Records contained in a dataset
━━━━━━━━
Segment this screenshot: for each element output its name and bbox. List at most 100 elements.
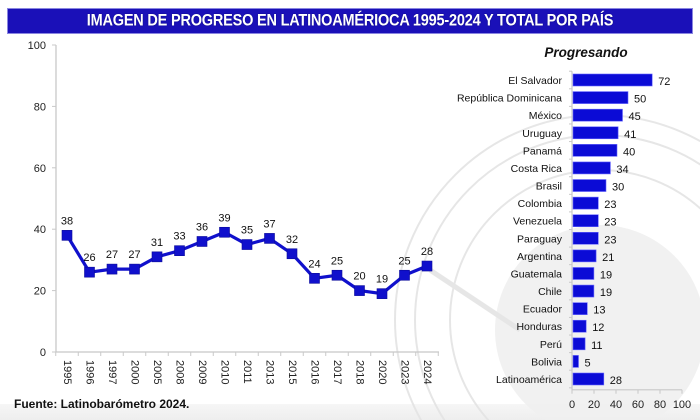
bar <box>572 302 588 315</box>
bar-value-label: 21 <box>602 252 614 264</box>
chart-title: IMAGEN DE PROGRESO EN LATINOAMÉRIOCA 199… <box>86 11 614 31</box>
bar-x-tick-label: 20 <box>588 399 600 411</box>
y-tick-label: 80 <box>34 101 46 113</box>
category-label: Honduras <box>516 321 562 333</box>
data-point-marker <box>421 260 433 272</box>
x-tick-label: 2010 <box>219 360 231 384</box>
x-tick-label: 2009 <box>196 360 208 384</box>
bar-value-label: 23 <box>604 199 616 211</box>
category-label: Uruguay <box>522 128 562 140</box>
data-label: 35 <box>241 225 253 237</box>
data-label: 28 <box>421 246 433 258</box>
bar <box>572 126 619 140</box>
data-label: 20 <box>353 271 365 283</box>
category-label: Brasil <box>536 181 562 193</box>
category-label: Perú <box>540 339 562 351</box>
bar <box>572 372 605 386</box>
data-label: 25 <box>398 255 410 267</box>
category-label: Panamá <box>523 145 562 157</box>
x-tick-label: 2013 <box>264 360 276 384</box>
bar <box>572 161 611 175</box>
bar-value-label: 19 <box>600 269 612 281</box>
bar <box>572 144 618 157</box>
bar-value-label: 19 <box>600 287 612 299</box>
category-label: República Dominicana <box>457 93 562 105</box>
bar-x-tick-label: 80 <box>654 399 666 411</box>
data-point-marker <box>309 273 320 284</box>
bar <box>572 179 607 192</box>
bar-x-tick-label: 40 <box>610 399 622 411</box>
bar-value-label: 30 <box>612 182 624 194</box>
bar <box>572 91 629 104</box>
category-label: Paraguay <box>517 233 563 245</box>
bar-value-label: 11 <box>591 340 602 352</box>
category-label: Costa Rica <box>511 163 563 175</box>
bar <box>572 249 597 263</box>
bar <box>572 267 595 280</box>
title-banner: IMAGEN DE PROGRESO EN LATINOAMÉRIOCA 199… <box>7 8 693 34</box>
category-label: Venezuela <box>513 216 562 228</box>
bar <box>572 231 599 245</box>
bar <box>572 284 595 298</box>
bar <box>572 214 599 228</box>
data-label: 19 <box>376 274 388 286</box>
category-label: Bolivia <box>531 356 562 368</box>
category-label: México <box>529 110 562 122</box>
data-point-marker <box>354 285 365 296</box>
bar-chart-title: Progresando <box>544 45 627 60</box>
bar-value-label: 23 <box>604 217 616 229</box>
data-label: 27 <box>128 249 140 261</box>
data-label: 39 <box>218 212 230 224</box>
bar <box>572 73 653 87</box>
x-tick-label: 1997 <box>106 360 118 384</box>
x-tick-label: 2011 <box>241 360 253 384</box>
bar <box>572 196 599 210</box>
bar-value-label: 45 <box>629 111 641 123</box>
data-label: 33 <box>173 231 185 243</box>
x-tick-label: 2005 <box>151 360 163 384</box>
category-label: Argentina <box>517 251 562 263</box>
data-point-marker <box>331 269 343 281</box>
bar-x-tick-label: 100 <box>673 399 691 411</box>
data-label: 26 <box>83 252 95 264</box>
category-label: Colombia <box>518 198 563 210</box>
x-tick-label: 2017 <box>331 360 343 384</box>
x-tick-label: 2020 <box>376 360 388 384</box>
data-point-marker <box>376 288 388 299</box>
bar-value-label: 13 <box>593 305 605 317</box>
data-point-marker <box>219 226 230 238</box>
bar-x-tick-label: 0 <box>569 399 575 411</box>
data-point-marker <box>241 239 253 250</box>
data-point-marker <box>399 269 410 281</box>
category-label: El Salvador <box>508 75 562 87</box>
bar-value-label: 5 <box>585 357 591 369</box>
data-point-marker <box>129 263 140 275</box>
bar-value-label: 50 <box>634 94 646 106</box>
background-band <box>0 404 700 420</box>
category-label: Guatemala <box>511 268 563 280</box>
x-tick-label: 2023 <box>399 360 411 384</box>
x-tick-label: 2000 <box>129 360 141 384</box>
y-tick-label: 0 <box>40 347 46 359</box>
data-label: 25 <box>331 255 343 267</box>
y-tick-label: 20 <box>34 286 46 298</box>
category-label: Latinoamérica <box>496 374 562 386</box>
category-label: Chile <box>538 286 562 298</box>
data-label: 27 <box>106 249 118 261</box>
x-tick-label: 2015 <box>286 360 298 384</box>
data-point-marker <box>151 251 163 263</box>
bar-value-label: 23 <box>604 234 616 246</box>
data-point-marker <box>264 233 275 244</box>
bar <box>572 108 623 122</box>
y-tick-label: 60 <box>34 163 46 175</box>
x-tick-label: 1996 <box>84 360 96 384</box>
category-label: Ecuador <box>523 304 563 316</box>
source-note: Fuente: Latinobarómetro 2024. <box>14 397 190 411</box>
data-point-marker <box>61 230 73 241</box>
x-tick-label: 2016 <box>309 360 321 384</box>
y-tick-label: 40 <box>34 224 46 236</box>
data-label: 31 <box>151 237 163 249</box>
bar <box>572 355 579 368</box>
bar-value-label: 40 <box>623 146 635 158</box>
━━━━━━━━
▶ [Written request]: Duplicate every line of the records above, from the one containing "bar <box>572 302 588 315</box>" down to the one containing "category-label: Perú <box>540", keeping each line precisely as it appears.

▶ [Completed task]:
bar <box>572 302 588 315</box>
bar-value-label: 21 <box>602 252 614 264</box>
chart-title: IMAGEN DE PROGRESO EN LATINOAMÉRIOCA 199… <box>86 11 614 31</box>
bar-x-tick-label: 20 <box>588 399 600 411</box>
y-tick-label: 80 <box>34 101 46 113</box>
category-label: Honduras <box>516 321 562 333</box>
data-point-marker <box>421 260 433 272</box>
x-tick-label: 2010 <box>219 360 231 384</box>
x-tick-label: 2009 <box>196 360 208 384</box>
bar-value-label: 23 <box>604 199 616 211</box>
category-label: Uruguay <box>522 128 562 140</box>
data-label: 35 <box>241 225 253 237</box>
data-label: 28 <box>421 246 433 258</box>
bar <box>572 126 619 140</box>
data-label: 20 <box>353 271 365 283</box>
category-label: Brasil <box>536 181 562 193</box>
category-label: Perú <box>540 339 562 351</box>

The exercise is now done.